* _EXERCISE TASK_
Rewrite the listing starting at the line that contains "Itemize the components" and ending at the line that contains "chevron-down-icon: ▼ <box>1296", replacing "close-button" with "exit-button" and leaving everything else unchanged.

Stored records:
☆ ☆ ☆ ☆ ☆ ☆ ☆

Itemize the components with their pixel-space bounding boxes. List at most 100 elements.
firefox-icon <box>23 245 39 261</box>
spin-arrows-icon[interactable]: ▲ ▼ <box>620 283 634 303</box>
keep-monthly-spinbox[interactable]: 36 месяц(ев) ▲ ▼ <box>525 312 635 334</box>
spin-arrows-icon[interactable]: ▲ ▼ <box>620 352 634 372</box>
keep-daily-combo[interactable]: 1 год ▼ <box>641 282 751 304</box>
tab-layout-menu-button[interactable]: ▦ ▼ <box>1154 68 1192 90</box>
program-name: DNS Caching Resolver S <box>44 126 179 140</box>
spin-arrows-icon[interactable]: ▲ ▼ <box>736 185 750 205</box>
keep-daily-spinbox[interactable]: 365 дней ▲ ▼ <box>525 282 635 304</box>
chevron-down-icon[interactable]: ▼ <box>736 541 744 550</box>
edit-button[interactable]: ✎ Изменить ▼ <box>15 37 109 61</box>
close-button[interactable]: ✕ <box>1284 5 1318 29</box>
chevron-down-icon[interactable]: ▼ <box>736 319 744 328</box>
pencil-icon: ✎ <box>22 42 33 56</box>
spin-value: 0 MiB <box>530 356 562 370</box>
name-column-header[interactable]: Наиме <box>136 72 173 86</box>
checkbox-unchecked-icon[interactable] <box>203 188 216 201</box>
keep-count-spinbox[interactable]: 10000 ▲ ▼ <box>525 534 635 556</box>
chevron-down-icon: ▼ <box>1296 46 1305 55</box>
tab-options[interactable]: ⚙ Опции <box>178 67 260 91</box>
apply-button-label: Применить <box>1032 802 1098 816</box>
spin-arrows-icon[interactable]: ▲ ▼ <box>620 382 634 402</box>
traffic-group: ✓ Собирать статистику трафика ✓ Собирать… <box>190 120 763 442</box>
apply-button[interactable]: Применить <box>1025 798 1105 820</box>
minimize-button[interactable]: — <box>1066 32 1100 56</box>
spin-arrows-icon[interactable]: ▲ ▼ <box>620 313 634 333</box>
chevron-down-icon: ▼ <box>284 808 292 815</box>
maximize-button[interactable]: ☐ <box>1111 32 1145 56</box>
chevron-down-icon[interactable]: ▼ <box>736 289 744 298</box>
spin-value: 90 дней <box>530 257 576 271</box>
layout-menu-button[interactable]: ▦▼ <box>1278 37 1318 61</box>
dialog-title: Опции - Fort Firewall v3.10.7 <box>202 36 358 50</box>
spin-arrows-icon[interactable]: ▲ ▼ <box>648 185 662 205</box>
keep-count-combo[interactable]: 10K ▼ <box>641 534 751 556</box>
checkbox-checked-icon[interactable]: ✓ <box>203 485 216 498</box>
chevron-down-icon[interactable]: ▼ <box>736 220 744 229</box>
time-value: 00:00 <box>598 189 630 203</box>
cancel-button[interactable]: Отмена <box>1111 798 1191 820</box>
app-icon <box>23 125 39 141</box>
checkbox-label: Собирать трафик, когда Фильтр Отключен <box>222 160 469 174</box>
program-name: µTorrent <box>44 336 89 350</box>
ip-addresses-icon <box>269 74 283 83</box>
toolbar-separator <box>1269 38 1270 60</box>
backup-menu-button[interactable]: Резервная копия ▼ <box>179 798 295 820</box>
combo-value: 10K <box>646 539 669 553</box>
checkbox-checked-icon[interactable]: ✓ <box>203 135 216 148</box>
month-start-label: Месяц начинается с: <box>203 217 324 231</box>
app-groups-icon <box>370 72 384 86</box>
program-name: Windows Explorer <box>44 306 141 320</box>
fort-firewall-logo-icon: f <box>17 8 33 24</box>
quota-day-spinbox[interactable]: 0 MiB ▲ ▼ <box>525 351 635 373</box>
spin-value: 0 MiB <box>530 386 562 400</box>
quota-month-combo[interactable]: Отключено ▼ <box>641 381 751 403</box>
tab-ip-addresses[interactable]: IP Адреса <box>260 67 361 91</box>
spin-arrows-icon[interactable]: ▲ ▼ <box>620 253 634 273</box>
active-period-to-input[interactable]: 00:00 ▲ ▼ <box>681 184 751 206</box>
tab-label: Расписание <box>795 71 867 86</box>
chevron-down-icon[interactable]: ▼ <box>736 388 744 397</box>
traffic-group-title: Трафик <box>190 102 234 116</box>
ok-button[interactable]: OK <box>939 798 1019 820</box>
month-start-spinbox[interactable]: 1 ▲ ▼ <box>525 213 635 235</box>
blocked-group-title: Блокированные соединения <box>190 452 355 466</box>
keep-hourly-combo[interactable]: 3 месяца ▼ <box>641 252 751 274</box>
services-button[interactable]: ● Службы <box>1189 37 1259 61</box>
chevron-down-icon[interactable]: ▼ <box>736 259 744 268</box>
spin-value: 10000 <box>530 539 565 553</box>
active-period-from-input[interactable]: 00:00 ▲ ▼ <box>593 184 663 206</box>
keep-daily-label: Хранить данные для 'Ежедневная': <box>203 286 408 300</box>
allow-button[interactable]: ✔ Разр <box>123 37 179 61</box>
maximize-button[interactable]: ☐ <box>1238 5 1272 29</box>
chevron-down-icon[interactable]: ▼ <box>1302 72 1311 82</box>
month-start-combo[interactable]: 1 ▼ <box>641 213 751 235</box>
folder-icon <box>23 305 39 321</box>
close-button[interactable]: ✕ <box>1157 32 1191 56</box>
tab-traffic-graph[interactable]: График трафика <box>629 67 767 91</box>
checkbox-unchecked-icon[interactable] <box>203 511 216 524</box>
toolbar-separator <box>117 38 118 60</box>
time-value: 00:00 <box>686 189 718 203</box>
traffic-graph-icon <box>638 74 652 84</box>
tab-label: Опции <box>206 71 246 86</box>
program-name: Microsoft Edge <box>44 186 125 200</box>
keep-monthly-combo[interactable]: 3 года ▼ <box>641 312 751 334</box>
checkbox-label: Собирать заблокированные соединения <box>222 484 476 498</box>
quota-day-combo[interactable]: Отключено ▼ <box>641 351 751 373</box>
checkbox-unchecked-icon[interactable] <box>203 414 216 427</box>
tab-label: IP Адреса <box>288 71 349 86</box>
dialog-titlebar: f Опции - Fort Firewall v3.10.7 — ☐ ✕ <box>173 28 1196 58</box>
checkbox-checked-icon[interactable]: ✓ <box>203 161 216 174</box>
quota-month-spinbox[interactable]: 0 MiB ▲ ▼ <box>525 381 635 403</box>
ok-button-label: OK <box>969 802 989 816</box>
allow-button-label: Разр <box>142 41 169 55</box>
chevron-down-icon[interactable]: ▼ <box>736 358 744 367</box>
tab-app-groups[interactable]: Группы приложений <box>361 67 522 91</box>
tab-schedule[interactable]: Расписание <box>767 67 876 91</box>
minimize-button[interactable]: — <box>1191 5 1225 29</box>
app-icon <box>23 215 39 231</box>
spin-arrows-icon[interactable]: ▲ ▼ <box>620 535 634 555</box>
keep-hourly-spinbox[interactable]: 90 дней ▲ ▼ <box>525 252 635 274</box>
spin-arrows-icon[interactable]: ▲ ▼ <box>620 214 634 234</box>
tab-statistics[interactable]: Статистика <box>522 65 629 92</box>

☆ ☆ ☆ ☆ ☆ ☆ ☆

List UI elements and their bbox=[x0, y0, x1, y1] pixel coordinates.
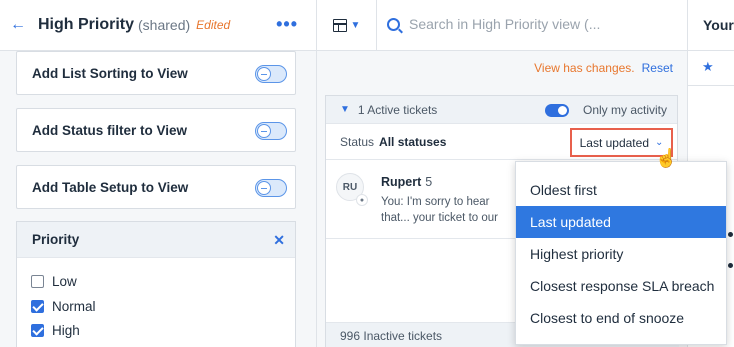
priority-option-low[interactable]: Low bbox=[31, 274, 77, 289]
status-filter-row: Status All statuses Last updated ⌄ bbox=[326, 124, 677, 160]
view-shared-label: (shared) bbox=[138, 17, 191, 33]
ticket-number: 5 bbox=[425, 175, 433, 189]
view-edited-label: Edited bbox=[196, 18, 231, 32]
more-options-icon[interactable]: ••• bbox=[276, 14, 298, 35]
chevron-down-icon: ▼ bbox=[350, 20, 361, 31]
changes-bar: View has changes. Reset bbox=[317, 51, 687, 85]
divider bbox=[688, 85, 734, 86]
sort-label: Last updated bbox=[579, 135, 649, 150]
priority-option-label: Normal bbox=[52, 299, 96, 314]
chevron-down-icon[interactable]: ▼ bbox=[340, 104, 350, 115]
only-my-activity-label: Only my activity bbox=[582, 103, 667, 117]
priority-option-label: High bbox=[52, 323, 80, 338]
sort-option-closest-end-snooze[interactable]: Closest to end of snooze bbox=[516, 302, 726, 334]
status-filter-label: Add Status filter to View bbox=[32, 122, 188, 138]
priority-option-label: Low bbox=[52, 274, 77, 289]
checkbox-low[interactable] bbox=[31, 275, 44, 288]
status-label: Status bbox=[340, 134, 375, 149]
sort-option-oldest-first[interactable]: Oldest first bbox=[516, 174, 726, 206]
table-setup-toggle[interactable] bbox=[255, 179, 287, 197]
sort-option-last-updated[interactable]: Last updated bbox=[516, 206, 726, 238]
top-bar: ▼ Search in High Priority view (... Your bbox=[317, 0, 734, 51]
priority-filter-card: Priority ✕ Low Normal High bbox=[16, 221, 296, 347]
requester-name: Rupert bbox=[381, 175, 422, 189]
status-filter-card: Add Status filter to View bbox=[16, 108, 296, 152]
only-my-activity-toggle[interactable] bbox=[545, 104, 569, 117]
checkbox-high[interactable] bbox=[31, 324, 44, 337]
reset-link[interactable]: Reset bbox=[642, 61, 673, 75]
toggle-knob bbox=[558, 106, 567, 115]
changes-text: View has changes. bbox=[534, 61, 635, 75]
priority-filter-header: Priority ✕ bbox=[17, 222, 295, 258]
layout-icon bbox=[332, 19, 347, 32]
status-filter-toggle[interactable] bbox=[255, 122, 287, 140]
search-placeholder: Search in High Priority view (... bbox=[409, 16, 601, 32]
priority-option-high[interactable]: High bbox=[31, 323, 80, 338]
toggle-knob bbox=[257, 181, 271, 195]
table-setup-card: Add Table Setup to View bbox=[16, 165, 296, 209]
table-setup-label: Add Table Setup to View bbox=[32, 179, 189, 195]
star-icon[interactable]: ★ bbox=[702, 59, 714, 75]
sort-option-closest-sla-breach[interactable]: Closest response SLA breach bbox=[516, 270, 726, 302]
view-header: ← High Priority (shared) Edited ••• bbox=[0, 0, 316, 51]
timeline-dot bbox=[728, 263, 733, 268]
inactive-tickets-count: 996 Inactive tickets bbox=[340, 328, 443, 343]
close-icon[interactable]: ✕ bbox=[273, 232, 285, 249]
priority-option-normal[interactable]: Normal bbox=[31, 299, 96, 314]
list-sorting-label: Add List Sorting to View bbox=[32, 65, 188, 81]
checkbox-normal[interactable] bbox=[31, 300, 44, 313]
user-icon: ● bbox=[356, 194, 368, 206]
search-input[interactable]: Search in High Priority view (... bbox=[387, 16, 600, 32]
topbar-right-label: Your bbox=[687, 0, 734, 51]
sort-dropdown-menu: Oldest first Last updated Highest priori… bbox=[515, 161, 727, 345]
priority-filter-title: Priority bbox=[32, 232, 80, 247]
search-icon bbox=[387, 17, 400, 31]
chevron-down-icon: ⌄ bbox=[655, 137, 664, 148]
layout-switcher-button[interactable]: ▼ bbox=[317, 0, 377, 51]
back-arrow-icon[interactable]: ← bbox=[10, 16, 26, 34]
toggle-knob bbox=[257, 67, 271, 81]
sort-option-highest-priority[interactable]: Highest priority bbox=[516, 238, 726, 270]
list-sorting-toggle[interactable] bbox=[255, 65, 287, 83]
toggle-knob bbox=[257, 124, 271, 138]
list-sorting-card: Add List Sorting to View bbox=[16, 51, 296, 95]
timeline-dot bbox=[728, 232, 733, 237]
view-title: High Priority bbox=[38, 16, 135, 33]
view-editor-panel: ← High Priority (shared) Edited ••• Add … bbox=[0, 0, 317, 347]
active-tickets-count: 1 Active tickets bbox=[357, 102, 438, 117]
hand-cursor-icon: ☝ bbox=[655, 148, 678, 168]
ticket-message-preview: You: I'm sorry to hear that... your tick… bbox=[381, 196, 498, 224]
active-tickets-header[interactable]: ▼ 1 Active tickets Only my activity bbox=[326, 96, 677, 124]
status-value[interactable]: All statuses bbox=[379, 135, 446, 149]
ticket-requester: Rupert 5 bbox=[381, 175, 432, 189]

☆ ☆ ☆ ☆ ☆ ☆ ☆

* _EXERCISE RESPONSE_
Itemize the components with their pixel-space bounding boxes. List at most 100 elements.
firefox-icon <box>23 245 39 261</box>
spin-arrows-icon[interactable]: ▲ ▼ <box>620 283 634 303</box>
keep-monthly-spinbox[interactable]: 36 месяц(ев) ▲ ▼ <box>525 312 635 334</box>
spin-arrows-icon[interactable]: ▲ ▼ <box>620 352 634 372</box>
keep-daily-combo[interactable]: 1 год ▼ <box>641 282 751 304</box>
tab-layout-menu-button[interactable]: ▦ ▼ <box>1154 68 1192 90</box>
program-name: DNS Caching Resolver S <box>44 126 179 140</box>
spin-arrows-icon[interactable]: ▲ ▼ <box>736 185 750 205</box>
keep-daily-spinbox[interactable]: 365 дней ▲ ▼ <box>525 282 635 304</box>
chevron-down-icon[interactable]: ▼ <box>736 541 744 550</box>
edit-button[interactable]: ✎ Изменить ▼ <box>15 37 109 61</box>
exit-button[interactable]: ✕ <box>1284 5 1318 29</box>
chevron-down-icon[interactable]: ▼ <box>736 319 744 328</box>
pencil-icon: ✎ <box>22 42 33 56</box>
spin-value: 0 MiB <box>530 356 562 370</box>
name-column-header[interactable]: Наиме <box>136 72 173 86</box>
checkbox-unchecked-icon[interactable] <box>203 188 216 201</box>
keep-count-spinbox[interactable]: 10000 ▲ ▼ <box>525 534 635 556</box>
chevron-down-icon: ▼ <box>1296 46 1305 55</box>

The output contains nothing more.